-------- DATA SUPPLIED --------

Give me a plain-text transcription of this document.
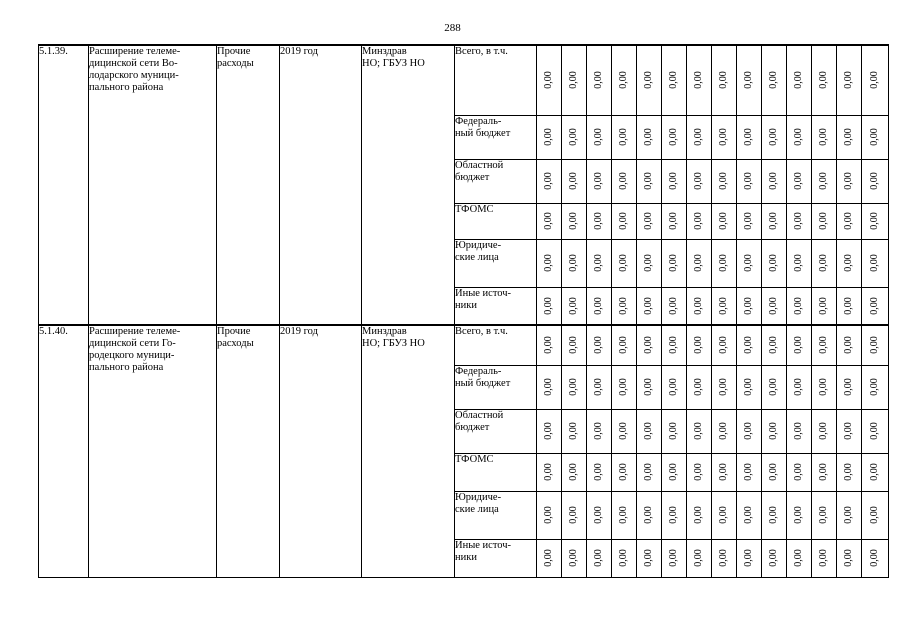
288
5.1.39.	Расширение телеме-
дицинской сети Во-
лодарского муници-
пального района	Прочие
расходы	2019 год	Минздрав
НО; ГБУЗ НО	Всего, в т.ч.	0,00	0,00	0,00	0,00	0,00	0,00	0,00	0,00	0,00	0,00	0,00	0,00	0,00	0,00

					Федераль-
ный бюджет	0,00	0,00	0,00	0,00	0,00	0,00	0,00	0,00	0,00	0,00	0,00	0,00	0,00	0,00

					Областной
бюджет	0,00	0,00	0,00	0,00	0,00	0,00	0,00	0,00	0,00	0,00	0,00	0,00	0,00	0,00

					ТФОМС	0,00	0,00	0,00	0,00	0,00	0,00	0,00	0,00	0,00	0,00	0,00	0,00	0,00	0,00

					Юридиче-
ские лица	0,00	0,00	0,00	0,00	0,00	0,00	0,00	0,00	0,00	0,00	0,00	0,00	0,00	0,00

					Иные источ-
ники	0,00	0,00	0,00	0,00	0,00	0,00	0,00	0,00	0,00	0,00	0,00	0,00	0,00	0,00

5.1.40.	Расширение телеме-
дицинской сети Го-
родецкого муници-
пального района	Прочие
расходы	2019 год	Минздрав
НО; ГБУЗ НО	Всего, в т.ч.	0,00	0,00	0,00	0,00	0,00	0,00	0,00	0,00	0,00	0,00	0,00	0,00	0,00	0,00

					Федераль-
ный бюджет	0,00	0,00	0,00	0,00	0,00	0,00	0,00	0,00	0,00	0,00	0,00	0,00	0,00	0,00

					Областной
бюджет	0,00	0,00	0,00	0,00	0,00	0,00	0,00	0,00	0,00	0,00	0,00	0,00	0,00	0,00

					ТФОМС	0,00	0,00	0,00	0,00	0,00	0,00	0,00	0,00	0,00	0,00	0,00	0,00	0,00	0,00

					Юридиче-
ские лица	0,00	0,00	0,00	0,00	0,00	0,00	0,00	0,00	0,00	0,00	0,00	0,00	0,00	0,00

					Иные источ-
ники	0,00	0,00	0,00	0,00	0,00	0,00	0,00	0,00	0,00	0,00	0,00	0,00	0,00	0,00
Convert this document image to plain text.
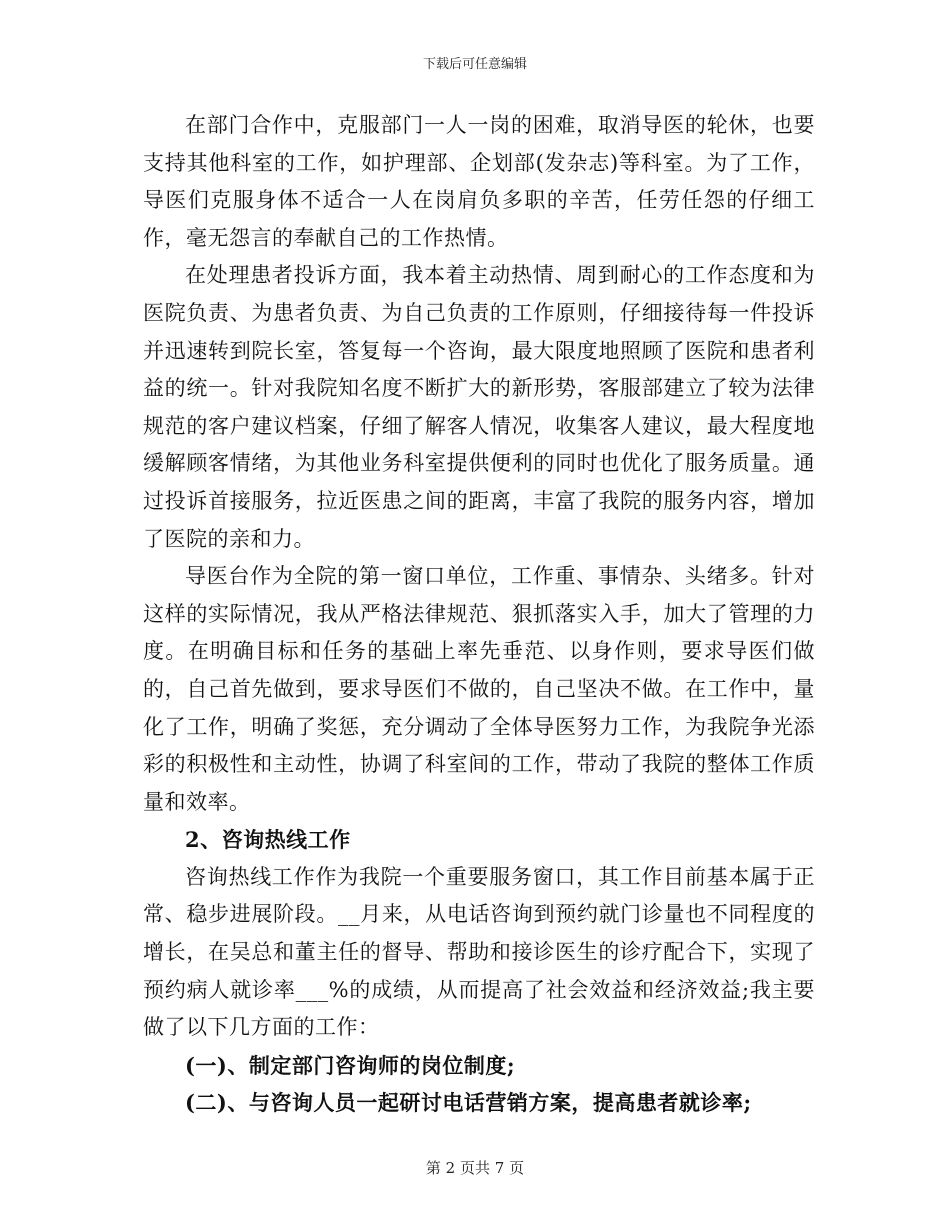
下载后可任意编辑

在部门合作中，克服部门一人一岗的困难，取消导医的轮休，也要支持其他科室的工作，如护理部、企划部(发杂志)等科室。为了工作，导医们克服身体不适合一人在岗肩负多职的辛苦，任劳任怨的仔细工作，毫无怨言的奉献自己的工作热情。

在处理患者投诉方面，我本着主动热情、周到耐心的工作态度和为医院负责、为患者负责、为自己负责的工作原则，仔细接待每一件投诉并迅速转到院长室，答复每一个咨询，最大限度地照顾了医院和患者利益的统一。针对我院知名度不断扩大的新形势，客服部建立了较为法律规范的客户建议档案，仔细了解客人情况，收集客人建议，最大程度地缓解顾客情绪，为其他业务科室提供便利的同时也优化了服务质量。通过投诉首接服务，拉近医患之间的距离，丰富了我院的服务内容，增加了医院的亲和力。

导医台作为全院的第一窗口单位，工作重、事情杂、头绪多。针对这样的实际情况，我从严格法律规范、狠抓落实入手，加大了管理的力度。在明确目标和任务的基础上率先垂范、以身作则，要求导医们做的，自己首先做到，要求导医们不做的，自己坚决不做。在工作中，量化了工作，明确了奖惩，充分调动了全体导医努力工作，为我院争光添彩的积极性和主动性，协调了科室间的工作，带动了我院的整体工作质量和效率。

2、咨询热线工作

咨询热线工作作为我院一个重要服务窗口，其工作目前基本属于正常、稳步进展阶段。__月来，从电话咨询到预约就门诊量也不同程度的增长，在吴总和董主任的督导、帮助和接诊医生的诊疗配合下，实现了预约病人就诊率___%的成绩，从而提高了社会效益和经济效益;我主要做了以下几方面的工作：

(一)、制定部门咨询师的岗位制度;

(二)、与咨询人员一起研讨电话营销方案，提高患者就诊率;

第 2 页共 7 页
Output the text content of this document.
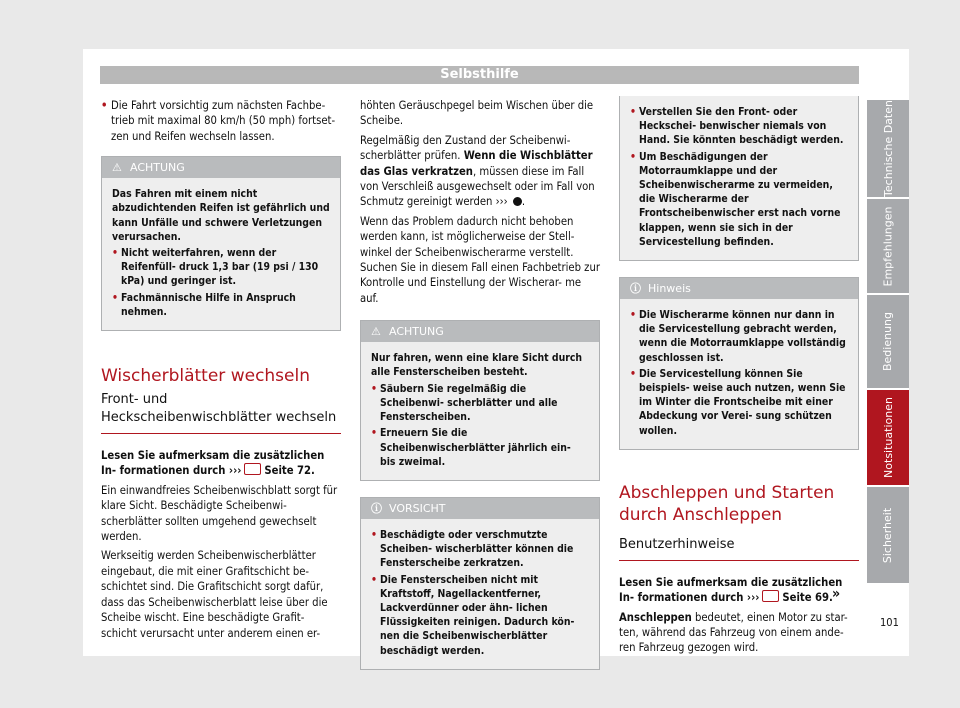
Selbsthilfe

• Die Fahrt vorsichtig zum nächsten Fachbe- trieb mit maximal 80 km/h (50 mph) fortset- zen und Reifen wechseln lassen.

⚠ ACHTUNG
Das Fahren mit einem nicht abzudichtenden Reifen ist gefährlich und kann Unfälle und schwere Verletzungen verursachen.
• Nicht weiterfahren, wenn der Reifenfüll- druck 1,3 bar (19 psi / 130 kPa) und geringer ist.
• Fachmännische Hilfe in Anspruch nehmen.
Wischerblätter wechseln
Front- und Heckscheibenwischblätter wechseln

Lesen Sie aufmerksam die zusätzlichen In- formationen durch ››› Seite 72.

Ein einwandfreies Scheibenwischblatt sorgt für klare Sicht. Beschädigte Scheibenwi- scherblätter sollten umgehend gewechselt werden.

Werkseitig werden Scheibenwischerblätter eingebaut, die mit einer Grafitschicht be- schichtet sind. Die Grafitschicht sorgt dafür, dass das Scheibenwischerblatt leise über die Scheibe wischt. Eine beschädigte Grafit- schicht verursacht unter anderem einen er-

höhten Geräuschpegel beim Wischen über die Scheibe.

Regelmäßig den Zustand der Scheibenwi- scherblätter prüfen. Wenn die Wischblätter das Glas verkratzen, müssen diese im Fall von Verschleiß ausgewechselt oder im Fall von Schmutz gereinigt werden ››› .

Wenn das Problem dadurch nicht behoben werden kann, ist möglicherweise der Stell- winkel der Scheibenwischerarme verstellt. Suchen Sie in diesem Fall einen Fachbetrieb zur Kontrolle und Einstellung der Wischerar- me auf.

⚠ ACHTUNG
Nur fahren, wenn eine klare Sicht durch alle Fensterscheiben besteht.
• Säubern Sie regelmäßig die Scheibenwi- scherblätter und alle Fensterscheiben.
• Erneuern Sie die Scheibenwischerblätter jährlich ein- bis zweimal.
ⓘ VORSICHT
• Beschädigte oder verschmutzte Scheiben- wischerblätter können die Fensterscheibe zerkratzen.
• Die Fensterscheiben nicht mit Kraftstoff, Nagellackentferner, Lackverdünner oder ähn- lichen Flüssigkeiten reinigen. Dadurch kön- nen die Scheibenwischerblätter beschädigt werden.
• Verstellen Sie den Front- oder Heckschei- benwischer niemals von Hand. Sie könnten beschädigt werden.
• Um Beschädigungen der Motorraumklappe und der Scheibenwischerarme zu vermeiden, die Wischerarme der Frontscheibenwischer erst nach vorne klappen, wenn sie sich in der Servicestellung befinden.
ⓘ Hinweis
• Die Wischerarme können nur dann in die Servicestellung gebracht werden, wenn die Motorraumklappe vollständig geschlossen ist.
• Die Servicestellung können Sie beispiels- weise auch nutzen, wenn Sie im Winter die Frontscheibe mit einer Abdeckung vor Verei- sung schützen wollen.
Abschleppen und Starten durch Anschleppen
Benutzerhinweise

Lesen Sie aufmerksam die zusätzlichen In- formationen durch ››› Seite 69.

Anschleppen bedeutet, einen Motor zu star- ten, während das Fahrzeug von einem ande- ren Fahrzeug gezogen wird.

»
Technische Daten
Empfehlungen
Bedienung
Notsituationen
Sicherheit
101
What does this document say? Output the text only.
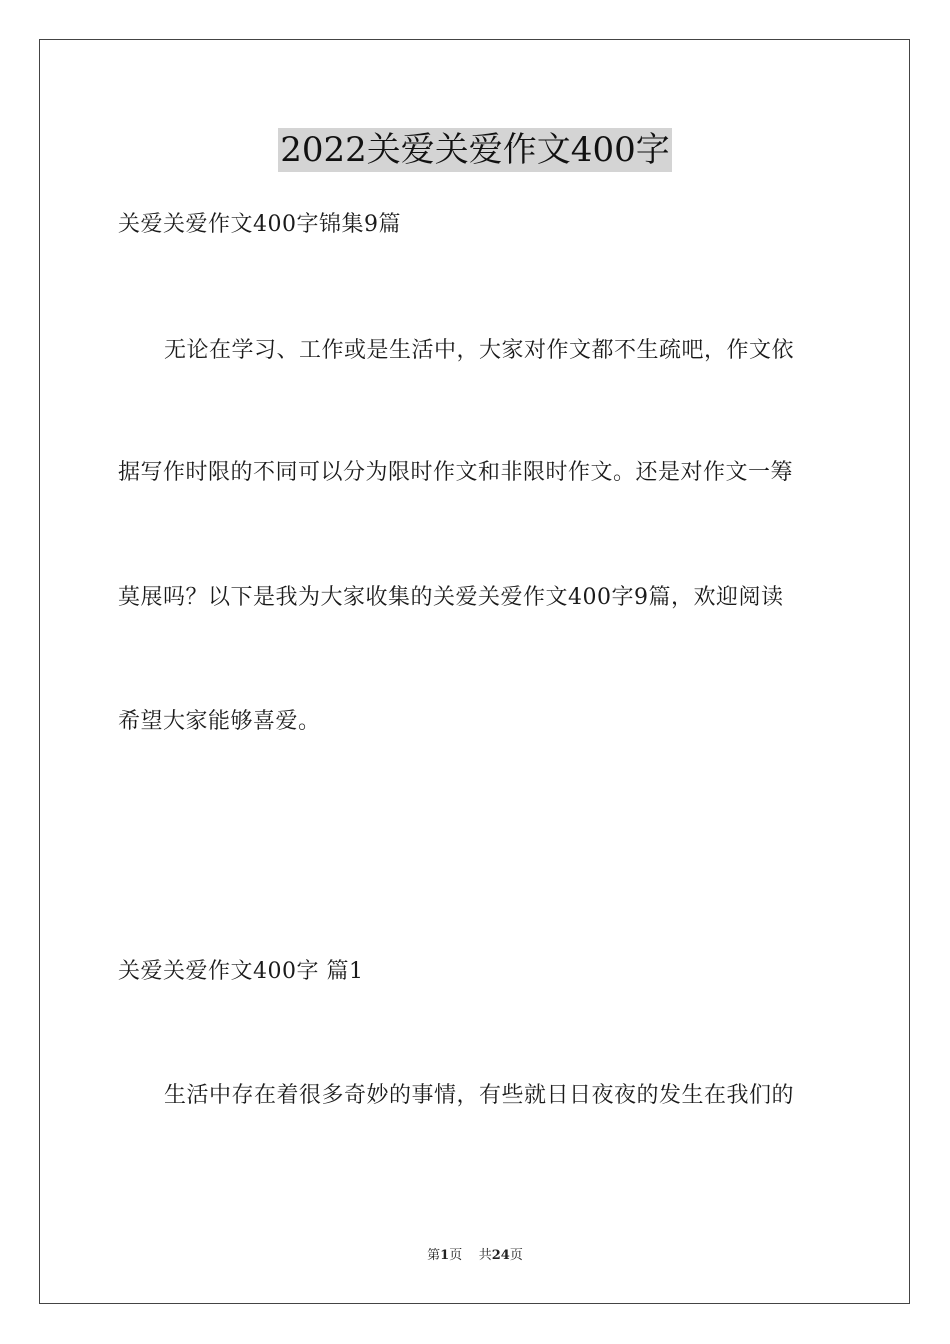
2022关爱关爱作文400字
关爱关爱作文400字锦集9篇
无论在学习、工作或是生活中，大家对作文都不生疏吧，作文依
据写作时限的不同可以分为限时作文和非限时作文。还是对作文一筹
莫展吗？以下是我为大家收集的关爱关爱作文400字9篇，欢迎阅读
希望大家能够喜爱。
关爱关爱作文400字 篇1
生活中存在着很多奇妙的事情，有些就日日夜夜的发生在我们的
第1页 共24页
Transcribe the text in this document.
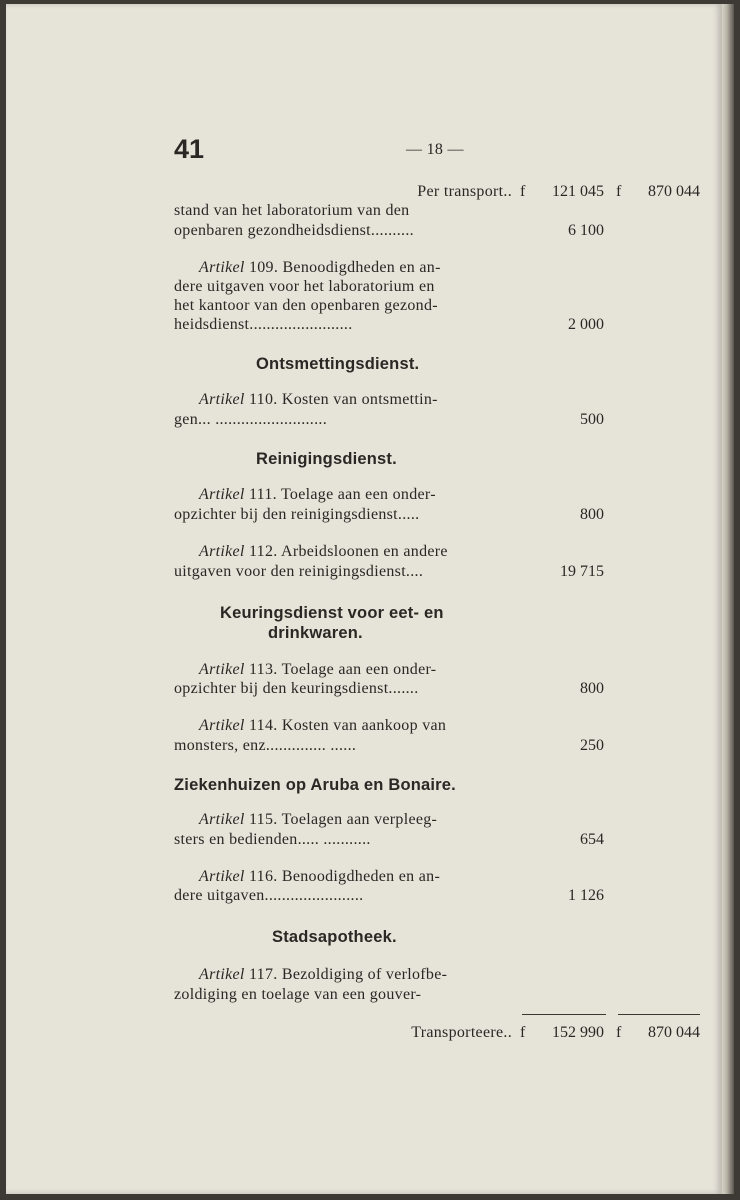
41	— 18 —
Per transport.. f	121 045 f	870 044
stand van het laboratorium van den
openbaren gezondheidsdienst..........	6 100
Artikel 109. Benoodigdheden en an-
dere uitgaven voor het laboratorium en
het kantoor van den openbaren gezond-
heidsdienst........................	2 000
Ontsmettingsdienst.
Artikel 110. Kosten van ontsmettin-
gen... ..........................	500
Reinigingsdienst.
Artikel 111. Toelage aan een onder-
opzichter bij den reinigingsdienst.....	800
Artikel 112. Arbeidsloonen en andere
uitgaven voor den reinigingsdienst....	19 715
Keuringsdienst voor eet- en
drinkwaren.
Artikel 113. Toelage aan een onder-
opzichter bij den keuringsdienst.......	800
Artikel 114. Kosten van aankoop van
monsters, enz.............. ......	250
Ziekenhuizen op Aruba en Bonaire.
Artikel 115. Toelagen aan verpleeg-
sters en bedienden..... ...........	654
Artikel 116. Benoodigdheden en an-
dere uitgaven.......................	1 126
Stadsapotheek.
Artikel 117. Bezoldiging of verlofbe-
zoldiging en toelage van een gouver-
Transporteere.. f	152 990 f	870 044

--------

TASK DESCRIPTION
Write out exactly the lines from the line containing "What does this" through the last line of the listing above, please, and leave out any pictures.

WRITTEN ANSWER
What does this document say? Output the text only.
2022关爱关爱作文400字
关爱关爱作文400字锦集9篇
无论在学习、工作或是生活中，大家对作文都不生疏吧，作文依
据写作时限的不同可以分为限时作文和非限时作文。还是对作文一筹
莫展吗？以下是我为大家收集的关爱关爱作文400字9篇，欢迎阅读
希望大家能够喜爱。
关爱关爱作文400字 篇1
生活中存在着很多奇妙的事情，有些就日日夜夜的发生在我们的
第1页 共24页
Transcribe the text in this document.
41	— 18 —
Per transport.. f	121 045 f	870 044
stand van het laboratorium van den
openbaren gezondheidsdienst..........	6 100
Artikel 109. Benoodigdheden en an-
dere uitgaven voor het laboratorium en
het kantoor van den openbaren gezond-
heidsdienst........................	2 000
Ontsmettingsdienst.
Artikel 110. Kosten van ontsmettin-
gen... ..........................	500
Reinigingsdienst.
Artikel 111. Toelage aan een onder-
opzichter bij den reinigingsdienst.....	800
Artikel 112. Arbeidsloonen en andere
uitgaven voor den reinigingsdienst....	19 715
Keuringsdienst voor eet- en
drinkwaren.
Artikel 113. Toelage aan een onder-
opzichter bij den keuringsdienst.......	800
Artikel 114. Kosten van aankoop van
monsters, enz.............. ......	250
Ziekenhuizen op Aruba en Bonaire.
Artikel 115. Toelagen aan verpleeg-
sters en bedienden..... ...........	654
Artikel 116. Benoodigdheden en an-
dere uitgaven.......................	1 126
Stadsapotheek.
Artikel 117. Bezoldiging of verlofbe-
zoldiging en toelage van een gouver-
Transporteere.. f	152 990 f	870 044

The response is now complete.